*Extrait du texte*:

—————

Selon la thèse tenue par les critiques, les technotopistes mettraient l’accent sur la cueillette en vrac, le traitement d’informations disparates ainsi que l’utilisation de fastueuses applications multimédia qui ne favoriseraient pas nécessairement le développement d’habiletés d’interprétation et d’activation des connaissances. Pour les tenants du discours critique, les NTIC réduisent les occasions réelles de rencontres interpersonnelles de visu, évacuant du coup l’importance du contexte social immédiat, et plaçant l’apprenant dans un contexte où l’assimilation et l’interprétation personnelles de l’information est reléguée au second plan, au profit d’un accès de plus en plus rapide à des sources d’information en croissance exponentielle (Tardif, 1996). En outre, ces nouveaux outils du savoir encourageraient une illusion susceptible d’altérer subrepticement la perception qu’ont les usagers du réel car le monde, et par voie de conséquence l’éducation, y est présenté sous des apparats où le divertissement, aussi bien que la captation et la rétention de l’intérêt, semblent souvent l’emporter sur le caractère purement éducatif des contenus offerts (Kerr, 1996a, p. 23). Une situation patente en quelque sorte de domination de la forme sur le contenu. Dans un tel contexte, il y a lieu de craindre que les objectifs d’apprentissage en viennent à être subordonnés à des artifices de forme dont la valeur éducative est loin de faire l’unanimité. Sur le plan cognitif, certains auteurs s’inquiètent du fait que l’utilisation universelle des NTIC en éducation en arrive à créer une génération de « penseurs à la verticale » plutôt qu’à l’horizontale encouragés qu’ils sont à s’investir dans des applications de type « trouvez le mot manquant » où la mémorisation de données factuelles l’emporte sur un apprentissage génératif de nouvelles perspectives (Dickie, 1995, p. 32).
De toute évidence, le rythme et l’importance de l’infiltration massive des NTIC au sein du processus éducatif découlent d’une évaluation foncièrement positive des retombées qu’elles engendrent. Mais si les gains sont si nets, ils le sont pour qui ? À qui profite le plus l’intégration des NTIC dans la formation intellectuelle des usagers ? Aux apprenants ? Aux enseignants ? À l’ensemble de la société ? Aux puissants groupes industriels qui mènent la croisade pour le branchement universel et l’école virtuelle ?

—————

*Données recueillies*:
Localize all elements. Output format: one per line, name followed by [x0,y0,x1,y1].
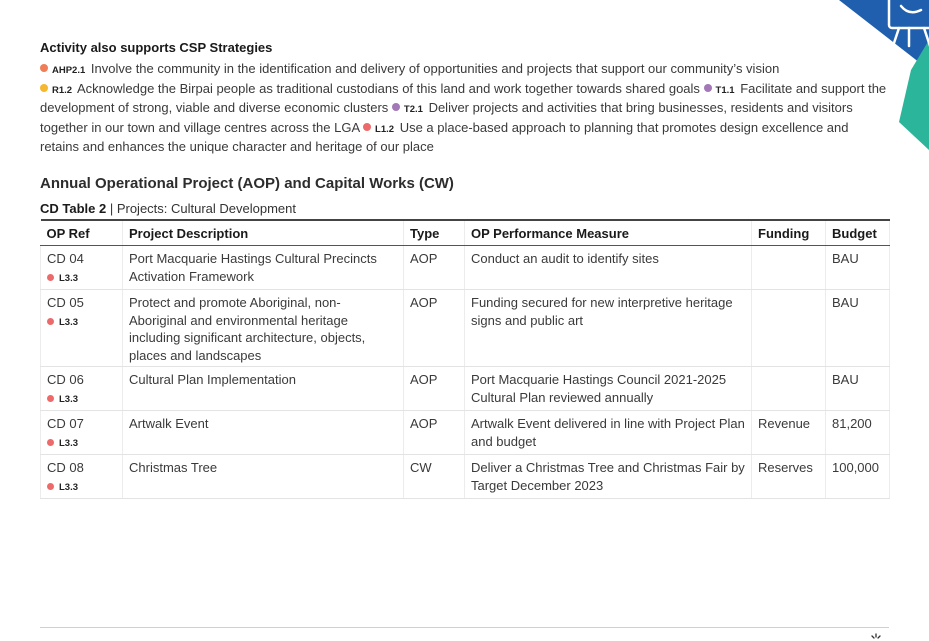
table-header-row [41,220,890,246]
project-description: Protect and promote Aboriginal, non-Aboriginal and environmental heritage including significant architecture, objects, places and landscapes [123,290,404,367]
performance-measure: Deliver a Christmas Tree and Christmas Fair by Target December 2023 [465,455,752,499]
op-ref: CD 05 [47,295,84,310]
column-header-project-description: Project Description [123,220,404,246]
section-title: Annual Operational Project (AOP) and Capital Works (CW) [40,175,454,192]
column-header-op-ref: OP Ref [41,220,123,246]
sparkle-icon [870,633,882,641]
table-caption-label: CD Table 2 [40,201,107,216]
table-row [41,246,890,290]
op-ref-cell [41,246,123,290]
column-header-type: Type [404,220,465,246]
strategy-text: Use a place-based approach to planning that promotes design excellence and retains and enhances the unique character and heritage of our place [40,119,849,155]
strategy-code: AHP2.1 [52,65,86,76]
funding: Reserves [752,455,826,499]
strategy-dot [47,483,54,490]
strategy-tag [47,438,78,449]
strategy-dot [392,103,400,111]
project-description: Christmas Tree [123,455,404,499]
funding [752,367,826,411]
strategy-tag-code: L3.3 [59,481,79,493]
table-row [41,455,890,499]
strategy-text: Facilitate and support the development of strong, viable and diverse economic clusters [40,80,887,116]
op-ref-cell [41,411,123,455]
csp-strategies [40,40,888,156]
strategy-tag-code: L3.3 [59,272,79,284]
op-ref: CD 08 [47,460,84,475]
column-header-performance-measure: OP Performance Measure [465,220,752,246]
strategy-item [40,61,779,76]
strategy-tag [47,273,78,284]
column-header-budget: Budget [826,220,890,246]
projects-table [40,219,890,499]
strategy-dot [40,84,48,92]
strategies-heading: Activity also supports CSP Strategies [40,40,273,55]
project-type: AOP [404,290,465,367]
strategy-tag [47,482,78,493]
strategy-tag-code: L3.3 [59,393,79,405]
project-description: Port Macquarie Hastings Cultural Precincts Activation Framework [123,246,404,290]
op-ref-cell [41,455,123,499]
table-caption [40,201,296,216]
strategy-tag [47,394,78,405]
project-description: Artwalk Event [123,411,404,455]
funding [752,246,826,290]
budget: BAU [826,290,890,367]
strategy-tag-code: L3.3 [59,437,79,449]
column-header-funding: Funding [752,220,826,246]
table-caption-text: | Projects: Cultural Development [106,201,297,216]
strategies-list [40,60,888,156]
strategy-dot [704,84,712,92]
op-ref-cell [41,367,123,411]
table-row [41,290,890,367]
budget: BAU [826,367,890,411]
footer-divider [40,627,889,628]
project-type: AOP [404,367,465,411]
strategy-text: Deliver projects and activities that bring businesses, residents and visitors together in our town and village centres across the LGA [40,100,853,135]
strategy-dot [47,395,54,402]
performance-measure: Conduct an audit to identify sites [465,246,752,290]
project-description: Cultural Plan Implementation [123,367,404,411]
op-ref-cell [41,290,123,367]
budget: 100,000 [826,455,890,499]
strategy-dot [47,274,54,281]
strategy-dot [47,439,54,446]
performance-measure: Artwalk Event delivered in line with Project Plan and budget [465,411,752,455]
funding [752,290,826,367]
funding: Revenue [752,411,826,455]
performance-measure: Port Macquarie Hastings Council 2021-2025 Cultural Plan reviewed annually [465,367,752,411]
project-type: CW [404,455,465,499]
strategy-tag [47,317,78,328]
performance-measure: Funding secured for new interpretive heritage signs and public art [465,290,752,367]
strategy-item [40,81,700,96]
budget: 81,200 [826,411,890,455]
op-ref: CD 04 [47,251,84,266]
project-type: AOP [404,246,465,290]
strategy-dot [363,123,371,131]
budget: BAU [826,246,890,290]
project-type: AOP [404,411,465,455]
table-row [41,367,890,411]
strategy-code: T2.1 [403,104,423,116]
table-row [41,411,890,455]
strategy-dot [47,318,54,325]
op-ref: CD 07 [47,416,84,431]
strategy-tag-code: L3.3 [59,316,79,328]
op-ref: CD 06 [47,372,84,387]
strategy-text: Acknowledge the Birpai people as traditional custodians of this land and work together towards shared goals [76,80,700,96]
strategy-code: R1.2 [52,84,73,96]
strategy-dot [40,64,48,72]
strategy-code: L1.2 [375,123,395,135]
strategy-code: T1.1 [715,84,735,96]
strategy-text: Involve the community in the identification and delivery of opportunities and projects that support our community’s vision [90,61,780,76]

—————

*Consignes*:
1. Selon l'extrait sur les NTIC en éducation, quelle génération certains auteurs craignent-ils de voir se former ?
2. Transforme en tableau Markdown à deux colonnes, « Rang » et « Ligne », les lignes de la liste qui vont de celle contenant « table-header-row [41,220,890,246] » à celle contenant « op-ref: CD 05 [47,295,84,310] », bornes incluses.
Le texte et la liste n'ont aucun lien entre eux.

*Réponses par consigne*:
1. Une génération de « penseurs à la verticale » plutôt qu'à l'horizontale.

2.
| Rang | Ligne |
|---|---|
| 1 | table-header-row [41,220,890,246] |
| 2 | project-description: Protect and promote Aboriginal, non-Aboriginal and environmental heritage including significant architecture, objects, places and landscapes [123,290,404,367] |
| 3 | performance-measure: Deliver a Christmas Tree and Christmas Fair by Target December 2023 [465,455,752,499] |
| 4 | op-ref: CD 05 [47,295,84,310] |